■ RECORDS PROVIDED:

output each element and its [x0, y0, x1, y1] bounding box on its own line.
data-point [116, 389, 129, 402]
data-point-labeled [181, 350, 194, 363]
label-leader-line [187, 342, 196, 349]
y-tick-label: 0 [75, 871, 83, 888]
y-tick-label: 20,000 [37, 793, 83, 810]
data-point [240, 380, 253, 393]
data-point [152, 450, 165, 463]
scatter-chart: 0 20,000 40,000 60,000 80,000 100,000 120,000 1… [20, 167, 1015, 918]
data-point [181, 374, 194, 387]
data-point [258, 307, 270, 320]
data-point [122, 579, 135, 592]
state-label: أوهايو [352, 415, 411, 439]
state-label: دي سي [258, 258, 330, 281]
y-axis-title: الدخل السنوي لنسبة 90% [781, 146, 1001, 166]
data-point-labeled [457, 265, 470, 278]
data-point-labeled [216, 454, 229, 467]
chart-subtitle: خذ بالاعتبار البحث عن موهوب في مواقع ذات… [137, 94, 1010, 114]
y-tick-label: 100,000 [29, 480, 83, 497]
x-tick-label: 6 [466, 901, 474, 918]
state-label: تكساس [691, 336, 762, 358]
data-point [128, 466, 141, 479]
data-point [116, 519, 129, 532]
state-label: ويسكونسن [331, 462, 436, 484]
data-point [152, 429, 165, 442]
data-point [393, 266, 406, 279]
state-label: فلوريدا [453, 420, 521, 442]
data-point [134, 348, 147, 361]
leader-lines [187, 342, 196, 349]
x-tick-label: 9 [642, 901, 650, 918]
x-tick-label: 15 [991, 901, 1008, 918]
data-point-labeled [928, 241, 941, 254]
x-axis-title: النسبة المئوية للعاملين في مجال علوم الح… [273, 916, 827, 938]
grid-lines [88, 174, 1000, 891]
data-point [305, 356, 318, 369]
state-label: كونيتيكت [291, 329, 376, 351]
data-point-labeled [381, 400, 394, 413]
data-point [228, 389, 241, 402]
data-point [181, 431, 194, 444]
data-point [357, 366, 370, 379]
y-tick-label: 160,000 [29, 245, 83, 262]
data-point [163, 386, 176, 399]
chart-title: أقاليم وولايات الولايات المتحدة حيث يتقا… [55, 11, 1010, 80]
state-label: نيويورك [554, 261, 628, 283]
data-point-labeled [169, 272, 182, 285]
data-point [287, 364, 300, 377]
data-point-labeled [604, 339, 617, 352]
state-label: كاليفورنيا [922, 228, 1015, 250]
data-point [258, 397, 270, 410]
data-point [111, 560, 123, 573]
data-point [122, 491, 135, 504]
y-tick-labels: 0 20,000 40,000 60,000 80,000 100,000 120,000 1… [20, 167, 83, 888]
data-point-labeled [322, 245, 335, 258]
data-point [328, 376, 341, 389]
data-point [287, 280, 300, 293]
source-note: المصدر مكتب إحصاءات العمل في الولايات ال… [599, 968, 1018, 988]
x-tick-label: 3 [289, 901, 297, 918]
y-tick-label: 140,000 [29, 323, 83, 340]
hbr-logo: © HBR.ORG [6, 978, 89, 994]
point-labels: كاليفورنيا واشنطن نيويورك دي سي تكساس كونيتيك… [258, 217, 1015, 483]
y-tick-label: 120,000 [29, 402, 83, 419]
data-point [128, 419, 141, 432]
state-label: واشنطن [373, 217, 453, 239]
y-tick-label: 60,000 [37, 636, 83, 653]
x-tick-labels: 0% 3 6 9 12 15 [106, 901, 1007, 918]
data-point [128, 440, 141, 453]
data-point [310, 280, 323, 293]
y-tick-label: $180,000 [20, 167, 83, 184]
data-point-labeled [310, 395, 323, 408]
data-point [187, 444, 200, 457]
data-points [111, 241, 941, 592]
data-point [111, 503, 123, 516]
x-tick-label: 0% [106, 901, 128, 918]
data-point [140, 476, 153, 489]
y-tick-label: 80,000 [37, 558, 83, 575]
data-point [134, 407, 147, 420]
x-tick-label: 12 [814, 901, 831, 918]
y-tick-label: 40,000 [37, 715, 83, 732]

■ REQUIRED WORK: Retype all of the items above line by line, keeping every character unchanged.

■ ANSWER FOR THIS EXERCISE:
output each element and its [x0, y0, x1, y1] bounding box on its own line.
data-point [116, 389, 129, 402]
data-point-labeled [181, 350, 194, 363]
label-leader-line [187, 342, 196, 349]
y-tick-label: 0 [75, 871, 83, 888]
y-tick-label: 20,000 [37, 793, 83, 810]
data-point [240, 380, 253, 393]
data-point [152, 450, 165, 463]
scatter-chart: 0 20,000 40,000 60,000 80,000 100,000 120,000 1… [20, 167, 1015, 918]
data-point [181, 374, 194, 387]
data-point [258, 307, 270, 320]
data-point [122, 579, 135, 592]
state-label: أوهايو [352, 415, 411, 439]
state-label: دي سي [258, 258, 330, 281]
y-axis-title: الدخل السنوي لنسبة 90% [781, 146, 1001, 166]
data-point-labeled [457, 265, 470, 278]
data-point-labeled [216, 454, 229, 467]
chart-subtitle: خذ بالاعتبار البحث عن موهوب في مواقع ذات… [137, 94, 1010, 114]
y-tick-label: 100,000 [29, 480, 83, 497]
x-tick-label: 6 [466, 901, 474, 918]
state-label: تكساس [691, 336, 762, 358]
data-point [128, 466, 141, 479]
data-point [116, 519, 129, 532]
state-label: ويسكونسن [331, 462, 436, 484]
data-point [152, 429, 165, 442]
data-point [393, 266, 406, 279]
state-label: فلوريدا [453, 420, 521, 442]
data-point [134, 348, 147, 361]
leader-lines [187, 342, 196, 349]
x-tick-label: 9 [642, 901, 650, 918]
x-tick-label: 15 [991, 901, 1008, 918]
data-point-labeled [928, 241, 941, 254]
x-axis-title: النسبة المئوية للعاملين في مجال علوم الح… [273, 916, 827, 938]
grid-lines [88, 174, 1000, 891]
data-point [305, 356, 318, 369]
state-label: كونيتيكت [291, 329, 376, 351]
data-point-labeled [381, 400, 394, 413]
data-point [228, 389, 241, 402]
data-point [181, 431, 194, 444]
data-point [357, 366, 370, 379]
y-tick-label: 160,000 [29, 245, 83, 262]
data-point [163, 386, 176, 399]
chart-title: أقاليم وولايات الولايات المتحدة حيث يتقا… [55, 11, 1010, 80]
state-label: نيويورك [554, 261, 628, 283]
data-point-labeled [169, 272, 182, 285]
data-point [287, 364, 300, 377]
data-point-labeled [604, 339, 617, 352]
state-label: كاليفورنيا [922, 228, 1015, 250]
data-point [258, 397, 270, 410]
data-point [111, 560, 123, 573]
data-point [122, 491, 135, 504]
y-tick-labels: 0 20,000 40,000 60,000 80,000 100,000 120,000 1… [20, 167, 83, 888]
data-point-labeled [322, 245, 335, 258]
data-point [328, 376, 341, 389]
data-point [287, 280, 300, 293]
source-note: المصدر مكتب إحصاءات العمل في الولايات ال… [599, 968, 1018, 988]
x-tick-label: 3 [289, 901, 297, 918]
y-tick-label: 140,000 [29, 323, 83, 340]
hbr-logo: © HBR.ORG [6, 978, 89, 994]
point-labels: كاليفورنيا واشنطن نيويورك دي سي تكساس كونيتيك… [258, 217, 1015, 483]
y-tick-label: 120,000 [29, 402, 83, 419]
data-point [128, 419, 141, 432]
state-label: واشنطن [373, 217, 453, 239]
y-tick-label: 60,000 [37, 636, 83, 653]
x-tick-labels: 0% 3 6 9 12 15 [106, 901, 1007, 918]
data-point [128, 440, 141, 453]
data-point [310, 280, 323, 293]
y-tick-label: $180,000 [20, 167, 83, 184]
data-point-labeled [310, 395, 323, 408]
data-point [187, 444, 200, 457]
data-points [111, 241, 941, 592]
data-point [111, 503, 123, 516]
x-tick-label: 0% [106, 901, 128, 918]
data-point [140, 476, 153, 489]
y-tick-label: 80,000 [37, 558, 83, 575]
data-point [134, 407, 147, 420]
x-tick-label: 12 [814, 901, 831, 918]
y-tick-label: 40,000 [37, 715, 83, 732]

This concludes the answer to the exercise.